Output every entry exactly, from the first line to the last.

[Stored items]
↓↓↓
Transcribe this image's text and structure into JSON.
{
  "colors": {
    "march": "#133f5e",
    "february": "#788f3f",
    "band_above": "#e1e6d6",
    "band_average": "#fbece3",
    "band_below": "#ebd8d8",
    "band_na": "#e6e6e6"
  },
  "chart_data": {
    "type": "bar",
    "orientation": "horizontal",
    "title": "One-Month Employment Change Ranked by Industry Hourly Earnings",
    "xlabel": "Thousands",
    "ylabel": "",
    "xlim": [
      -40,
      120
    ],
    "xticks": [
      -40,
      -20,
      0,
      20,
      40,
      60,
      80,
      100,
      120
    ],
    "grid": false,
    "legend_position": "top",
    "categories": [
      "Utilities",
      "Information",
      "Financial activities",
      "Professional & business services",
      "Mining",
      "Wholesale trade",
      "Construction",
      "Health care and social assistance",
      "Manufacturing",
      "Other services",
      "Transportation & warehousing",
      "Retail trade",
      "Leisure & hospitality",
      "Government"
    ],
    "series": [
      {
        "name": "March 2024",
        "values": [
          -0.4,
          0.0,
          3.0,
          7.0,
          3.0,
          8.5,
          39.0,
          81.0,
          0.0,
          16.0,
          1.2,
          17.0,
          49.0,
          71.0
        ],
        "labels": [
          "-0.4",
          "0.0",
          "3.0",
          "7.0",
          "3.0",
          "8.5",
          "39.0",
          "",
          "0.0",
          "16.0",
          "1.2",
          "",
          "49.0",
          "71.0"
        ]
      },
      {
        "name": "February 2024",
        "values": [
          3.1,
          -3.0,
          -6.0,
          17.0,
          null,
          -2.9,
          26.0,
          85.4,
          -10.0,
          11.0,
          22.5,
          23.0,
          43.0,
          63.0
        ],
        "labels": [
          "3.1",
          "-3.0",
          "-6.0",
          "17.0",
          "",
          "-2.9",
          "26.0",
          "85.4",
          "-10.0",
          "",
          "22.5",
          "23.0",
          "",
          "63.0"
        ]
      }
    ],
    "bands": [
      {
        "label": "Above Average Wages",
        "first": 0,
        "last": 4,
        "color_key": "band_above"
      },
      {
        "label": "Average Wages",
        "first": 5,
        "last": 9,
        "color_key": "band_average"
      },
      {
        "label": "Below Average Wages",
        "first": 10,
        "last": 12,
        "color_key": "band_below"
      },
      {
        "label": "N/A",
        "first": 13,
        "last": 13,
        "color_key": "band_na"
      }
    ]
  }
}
↑↑↑
> [Correct response]:
Transcribe this image's text and structure into JSON.
{
  "colors": {
    "march": "#133f5e",
    "february": "#788f3f",
    "band_above": "#e1e6d6",
    "band_average": "#fbece3",
    "band_below": "#ebd8d8",
    "band_na": "#e6e6e6"
  },
  "chart_data": {
    "type": "bar",
    "orientation": "horizontal",
    "title": "One-Month Employment Change Ranked by Industry Hourly Earnings",
    "xlabel": "Thousands",
    "ylabel": "",
    "xlim": [
      -40,
      120
    ],
    "xticks": [
      -40,
      -20,
      0,
      20,
      40,
      60,
      80,
      100,
      120
    ],
    "grid": false,
    "legend_position": "top",
    "categories": [
      "Utilities",
      "Information",
      "Financial activities",
      "Professional & business services",
      "Mining",
      "Wholesale trade",
      "Construction",
      "Health care and social assistance",
      "Manufacturing",
      "Other services",
      "Transportation & warehousing",
      "Retail trade",
      "Leisure & hospitality",
      "Government"
    ],
    "series": [
      {
        "name": "March 2024",
        "values": [
          -0.4,
          0.0,
          3.0,
          7.0,
          3.0,
          8.5,
          39.0,
          81.0,
          0.0,
          16.0,
          1.2,
          17.0,
          49.0,
          71.0
        ],
        "labels": [
          "-0.4",
          "0.0",
          "3.0",
          "7.0",
          "3.0",
          "8.5",
          "39.0",
          "",
          "0.0",
          "16.0",
          "1.2",
          "",
          "49.0",
          "71.0"
        ]
      },
      {
        "name": "February 2024",
        "values": [
          3.1,
          -3.0,
          -6.0,
          17.0,
          null,
          -2.9,
          26.0,
          85.4,
          -10.0,
          11.0,
          22.5,
          23.0,
          43.0,
          63.0
        ],
        "labels": [
          "3.1",
          "-3.0",
          "-6.0",
          "17.0",
          "",
          "-2.9",
          "26.0",
          "85.4",
          "-10.0",
          "",
          "22.5",
          "23.0",
          "",
          "63.0"
        ]
      }
    ],
    "bands": [
      {
        "label": "Above Average Wages",
        "first": 0,
        "last": 4,
        "color_key": "band_above"
      },
      {
        "label": "Average Wages",
        "first": 5,
        "last": 9,
        "color_key": "band_average"
      },
      {
        "label": "Below Average Wages",
        "first": 10,
        "last": 12,
        "color_key": "band_below"
      },
      {
        "label": "N/A",
        "first": 13,
        "last": 13,
        "color_key": "band_na"
      }
    ]
  }
}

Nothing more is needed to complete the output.